* [Goal of the exercise] Keep only those lines of the records that include the string "andi".

** BEGIN **

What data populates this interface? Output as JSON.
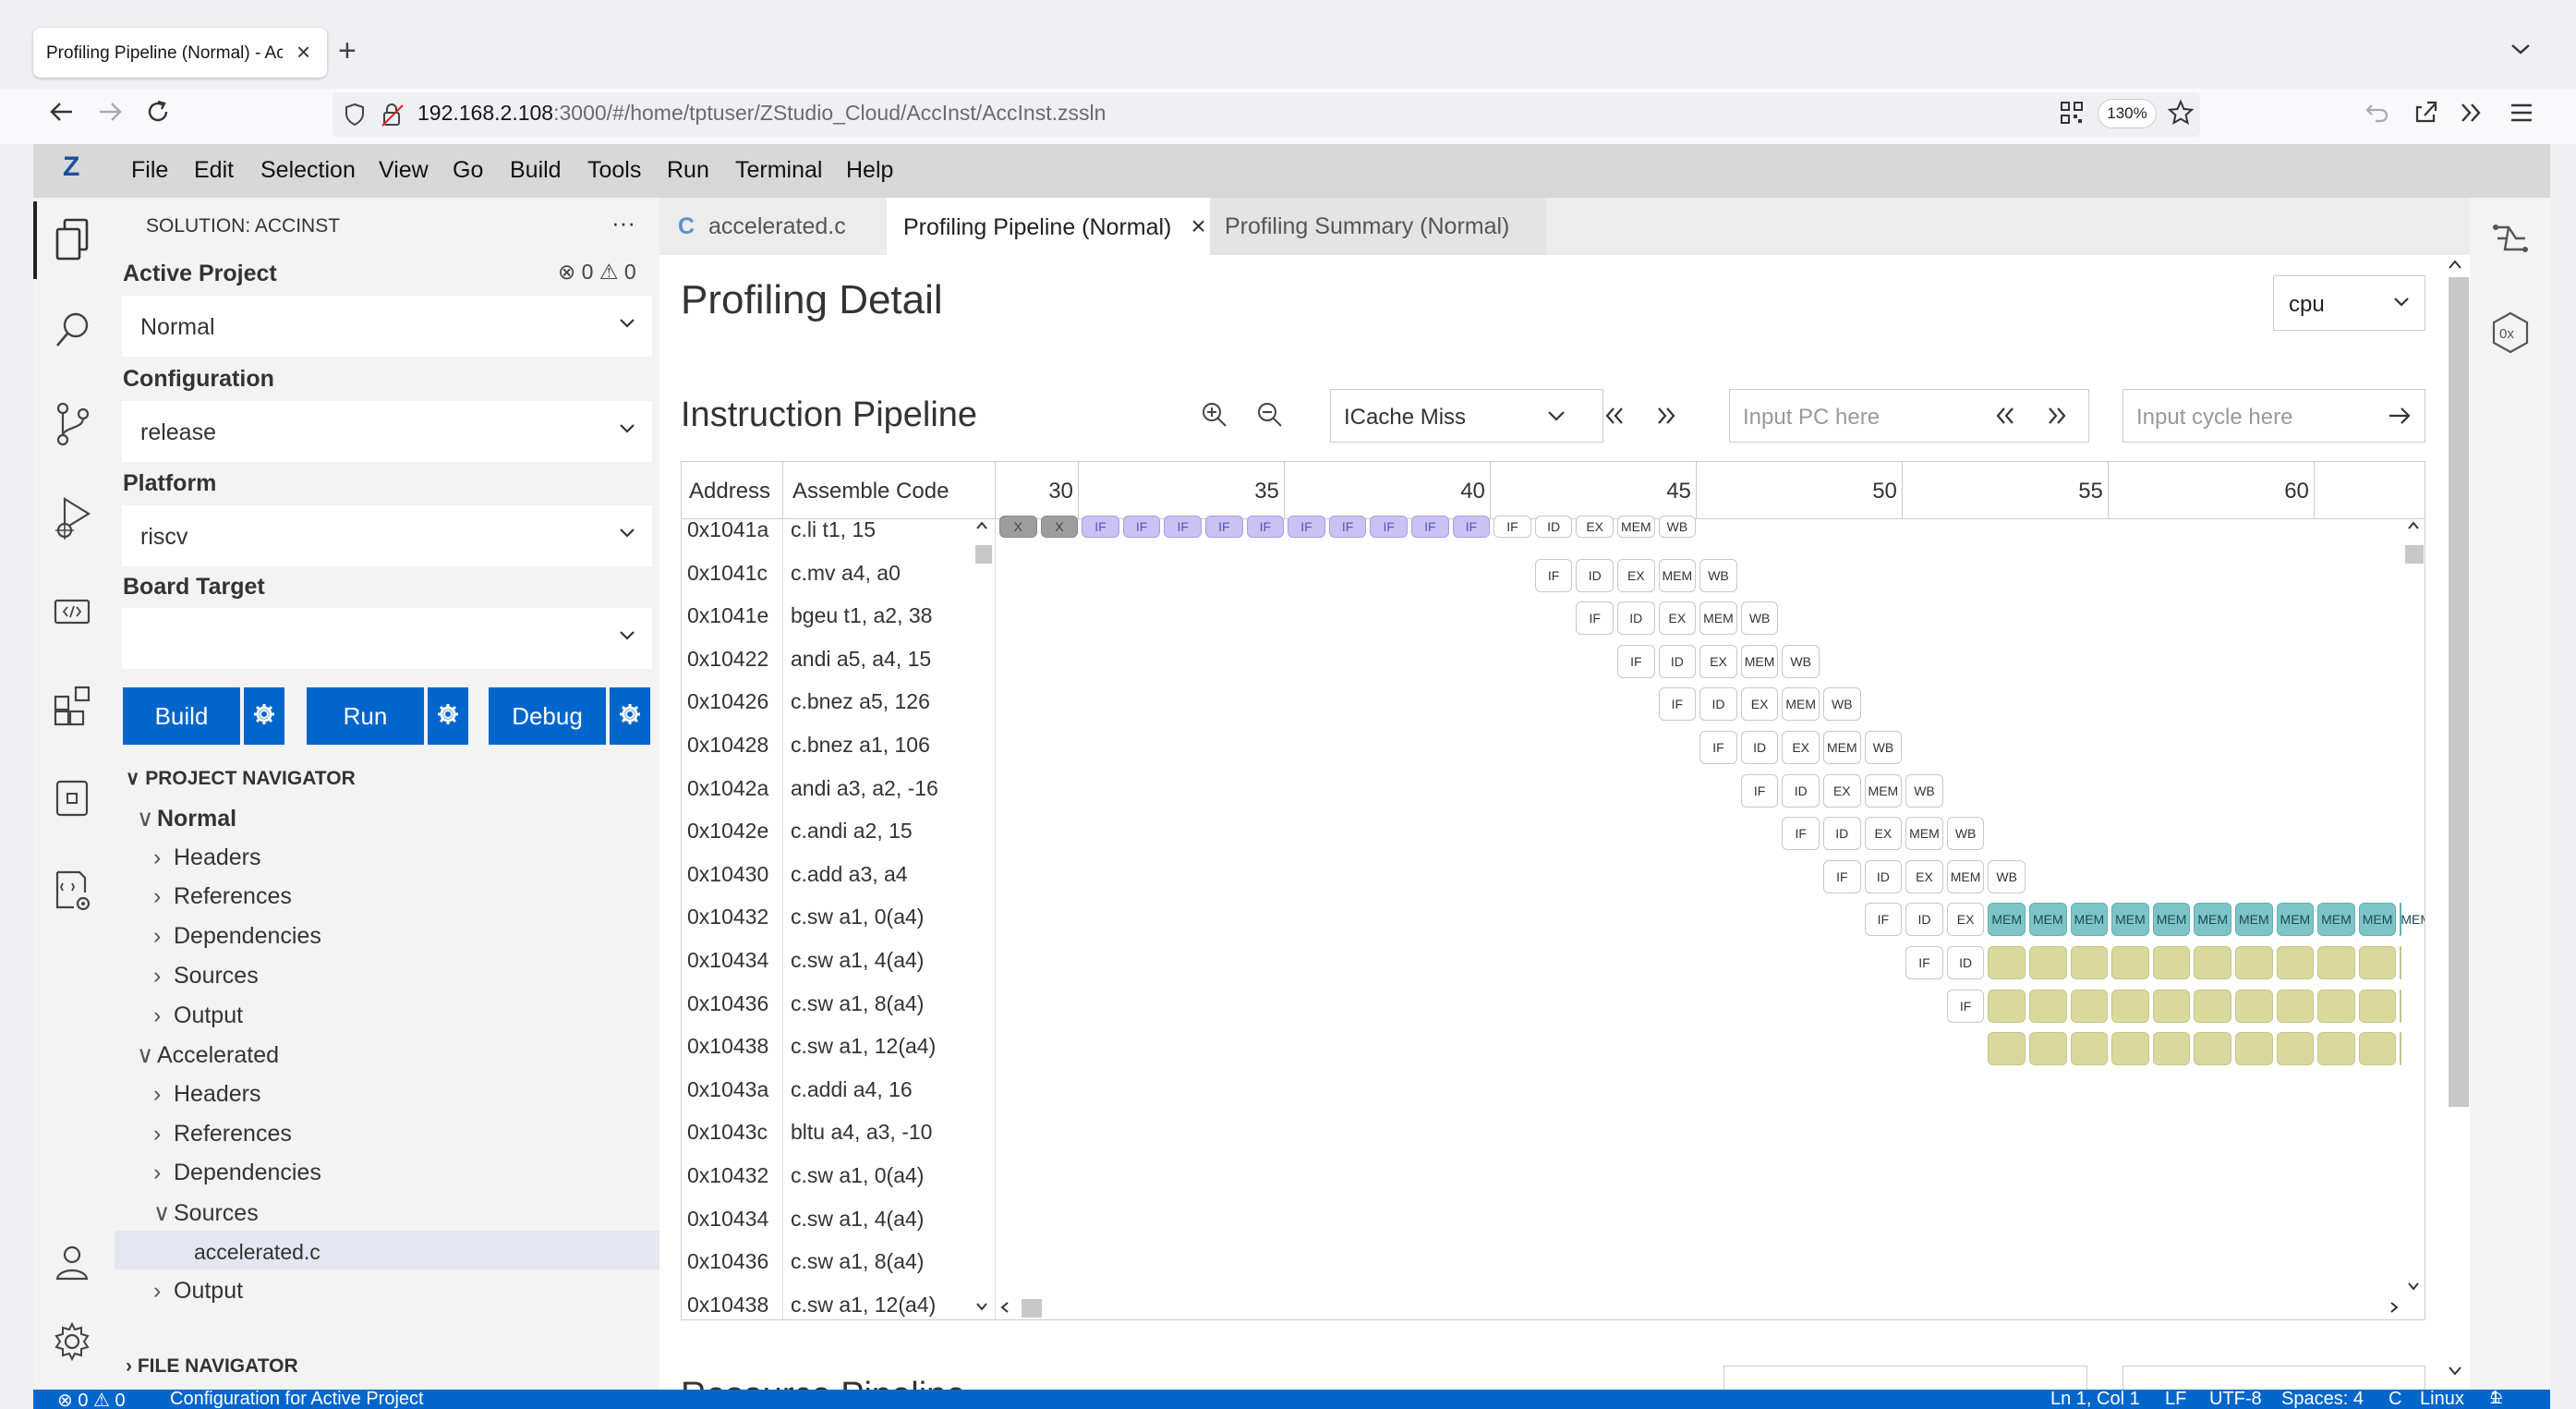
{
  "browser": {
    "tab_title": "Profiling Pipeline (Normal) - AccInst",
    "url_host": "192.168.2.108",
    "url_path": ":3000/#/home/tptuser/ZStudio_Cloud/AccInst/AccInst.zssln",
    "zoom": "130%"
  },
  "app": {
    "logo": "Z",
    "menu": [
      "File",
      "Edit",
      "Selection",
      "View",
      "Go",
      "Build",
      "Tools",
      "Run",
      "Terminal",
      "Help"
    ]
  },
  "sidebar": {
    "solution_title": "SOLUTION: ACCINST",
    "more": "···",
    "active_project_label": "Active Project",
    "problems_errors": "0",
    "problems_warnings": "0",
    "active_project_value": "Normal",
    "configuration_label": "Configuration",
    "configuration_value": "release",
    "platform_label": "Platform",
    "platform_value": "riscv",
    "board_target_label": "Board Target",
    "board_target_value": "",
    "build_label": "Build",
    "run_label": "Run",
    "debug_label": "Debug",
    "project_navigator": "PROJECT NAVIGATOR",
    "file_navigator": "FILE NAVIGATOR",
    "tree": [
      {
        "label": "Normal",
        "level": 0,
        "expanded": true
      },
      {
        "label": "Headers",
        "level": 1,
        "expanded": false
      },
      {
        "label": "References",
        "level": 1,
        "expanded": false
      },
      {
        "label": "Dependencies",
        "level": 1,
        "expanded": false
      },
      {
        "label": "Sources",
        "level": 1,
        "expanded": false
      },
      {
        "label": "Output",
        "level": 1,
        "expanded": false
      },
      {
        "label": "Accelerated",
        "level": 0,
        "expanded": true
      },
      {
        "label": "Headers",
        "level": 1,
        "expanded": false
      },
      {
        "label": "References",
        "level": 1,
        "expanded": false
      },
      {
        "label": "Dependencies",
        "level": 1,
        "expanded": false
      },
      {
        "label": "Sources",
        "level": 1,
        "expanded": true
      },
      {
        "label": "accelerated.c",
        "level": 2,
        "selected": true
      },
      {
        "label": "Output",
        "level": 1,
        "expanded": false
      }
    ]
  },
  "editor": {
    "tabs": [
      {
        "label": "accelerated.c",
        "icon": "C",
        "active": false
      },
      {
        "label": "Profiling Pipeline (Normal)",
        "active": true
      },
      {
        "label": "Profiling Summary (Normal)",
        "active": false
      }
    ]
  },
  "profiling": {
    "title": "Profiling Detail",
    "cpu_select": "cpu",
    "pipeline_title": "Instruction Pipeline",
    "event_filter": "ICache Miss",
    "pc_placeholder": "Input PC here",
    "cycle_placeholder": "Input cycle here",
    "col_address": "Address",
    "col_asm": "Assemble Code",
    "cycle_ticks": [
      "30",
      "35",
      "40",
      "45",
      "50",
      "55",
      "60"
    ],
    "first_cycle": 29,
    "rows": [
      {
        "addr": "0x1041a",
        "asm": "c.li t1, 15"
      },
      {
        "addr": "0x1041c",
        "asm": "c.mv a4, a0"
      },
      {
        "addr": "0x1041e",
        "asm": "bgeu t1, a2, 38"
      },
      {
        "addr": "0x10422",
        "asm": "andi a5, a4, 15"
      },
      {
        "addr": "0x10426",
        "asm": "c.bnez a5, 126"
      },
      {
        "addr": "0x10428",
        "asm": "c.bnez a1, 106"
      },
      {
        "addr": "0x1042a",
        "asm": "andi a3, a2, -16"
      },
      {
        "addr": "0x1042e",
        "asm": "c.andi a2, 15"
      },
      {
        "addr": "0x10430",
        "asm": "c.add a3, a4"
      },
      {
        "addr": "0x10432",
        "asm": "c.sw a1, 0(a4)"
      },
      {
        "addr": "0x10434",
        "asm": "c.sw a1, 4(a4)"
      },
      {
        "addr": "0x10436",
        "asm": "c.sw a1, 8(a4)"
      },
      {
        "addr": "0x10438",
        "asm": "c.sw a1, 12(a4)"
      },
      {
        "addr": "0x1043a",
        "asm": "c.addi a4, 16"
      },
      {
        "addr": "0x1043c",
        "asm": "bltu a4, a3, -10"
      },
      {
        "addr": "0x10432",
        "asm": "c.sw a1, 0(a4)"
      },
      {
        "addr": "0x10434",
        "asm": "c.sw a1, 4(a4)"
      },
      {
        "addr": "0x10436",
        "asm": "c.sw a1, 8(a4)"
      },
      {
        "addr": "0x10438",
        "asm": "c.sw a1, 12(a4)"
      }
    ],
    "pipeline": [
      {
        "row": 0,
        "stages": [
          "X",
          "X",
          "IF",
          "IF",
          "IF",
          "IF",
          "IF",
          "IF",
          "IF",
          "IF",
          "IF",
          "IF",
          "IF",
          "ID",
          "EX",
          "MEM",
          "WB"
        ],
        "kinds": [
          "stall",
          "stall",
          "if-miss",
          "if-miss",
          "if-miss",
          "if-miss",
          "if-miss",
          "if-miss",
          "if-miss",
          "if-miss",
          "if-miss",
          "if-miss",
          "normal",
          "normal",
          "normal",
          "normal",
          "normal"
        ],
        "start": 29
      },
      {
        "row": 1,
        "stages": [
          "IF",
          "ID",
          "EX",
          "MEM",
          "WB"
        ],
        "start": 42
      },
      {
        "row": 2,
        "stages": [
          "IF",
          "ID",
          "EX",
          "MEM",
          "WB"
        ],
        "start": 43
      },
      {
        "row": 3,
        "stages": [
          "IF",
          "ID",
          "EX",
          "MEM",
          "WB"
        ],
        "start": 44
      },
      {
        "row": 4,
        "stages": [
          "IF",
          "ID",
          "EX",
          "MEM",
          "WB"
        ],
        "start": 45
      },
      {
        "row": 5,
        "stages": [
          "IF",
          "ID",
          "EX",
          "MEM",
          "WB"
        ],
        "start": 46
      },
      {
        "row": 6,
        "stages": [
          "IF",
          "ID",
          "EX",
          "MEM",
          "WB"
        ],
        "start": 47
      },
      {
        "row": 7,
        "stages": [
          "IF",
          "ID",
          "EX",
          "MEM",
          "WB"
        ],
        "start": 48
      },
      {
        "row": 8,
        "stages": [
          "IF",
          "ID",
          "EX",
          "MEM",
          "WB"
        ],
        "start": 49
      },
      {
        "row": 9,
        "stages": [
          "IF",
          "ID",
          "EX",
          "MEM",
          "MEM",
          "MEM",
          "MEM",
          "MEM",
          "MEM",
          "MEM",
          "MEM",
          "MEM",
          "MEM",
          "MEM"
        ],
        "kinds": [
          "normal",
          "normal",
          "normal",
          "mem-long",
          "mem-long",
          "mem-long",
          "mem-long",
          "mem-long",
          "mem-long",
          "mem-long",
          "mem-long",
          "mem-long",
          "mem-long",
          "mem-long"
        ],
        "start": 50
      },
      {
        "row": 10,
        "stages": [
          "IF",
          "ID",
          "",
          "",
          "",
          "",
          "",
          "",
          "",
          "",
          "",
          "",
          ""
        ],
        "kinds": [
          "normal",
          "normal",
          "wait",
          "wait",
          "wait",
          "wait",
          "wait",
          "wait",
          "wait",
          "wait",
          "wait",
          "wait",
          "wait"
        ],
        "start": 51
      },
      {
        "row": 11,
        "stages": [
          "IF",
          "",
          "",
          "",
          "",
          "",
          "",
          "",
          "",
          "",
          "",
          ""
        ],
        "kinds": [
          "normal",
          "wait",
          "wait",
          "wait",
          "wait",
          "wait",
          "wait",
          "wait",
          "wait",
          "wait",
          "wait",
          "wait"
        ],
        "start": 52
      },
      {
        "row": 12,
        "stages": [
          "",
          "",
          "",
          "",
          "",
          "",
          "",
          "",
          "",
          "",
          ""
        ],
        "kinds": [
          "wait",
          "wait",
          "wait",
          "wait",
          "wait",
          "wait",
          "wait",
          "wait",
          "wait",
          "wait",
          "wait"
        ],
        "start": 53
      }
    ],
    "next_section_title": "Resource Pipeline"
  },
  "statusbar": {
    "problems": "⊗ 0 ⚠ 0",
    "message": "Configuration for Active Project",
    "position": "Ln 1, Col 1",
    "eol": "LF",
    "encoding": "UTF-8",
    "spaces": "Spaces: 4",
    "language": "C",
    "os": "Linux",
    "notifications": "1"
  },
  "colors": {
    "accent": "#0066cc",
    "if_miss": "#c9c2f2",
    "stall": "#9d9d9d",
    "mem_long": "#7dc4c8",
    "wait": "#d9d99e"
  }
}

** END **

* [Output of the exercise]
        "asm": "andi a5, a4, 15"
        "asm": "andi a3, a2, -16"
        "asm": "c.andi a2, 15"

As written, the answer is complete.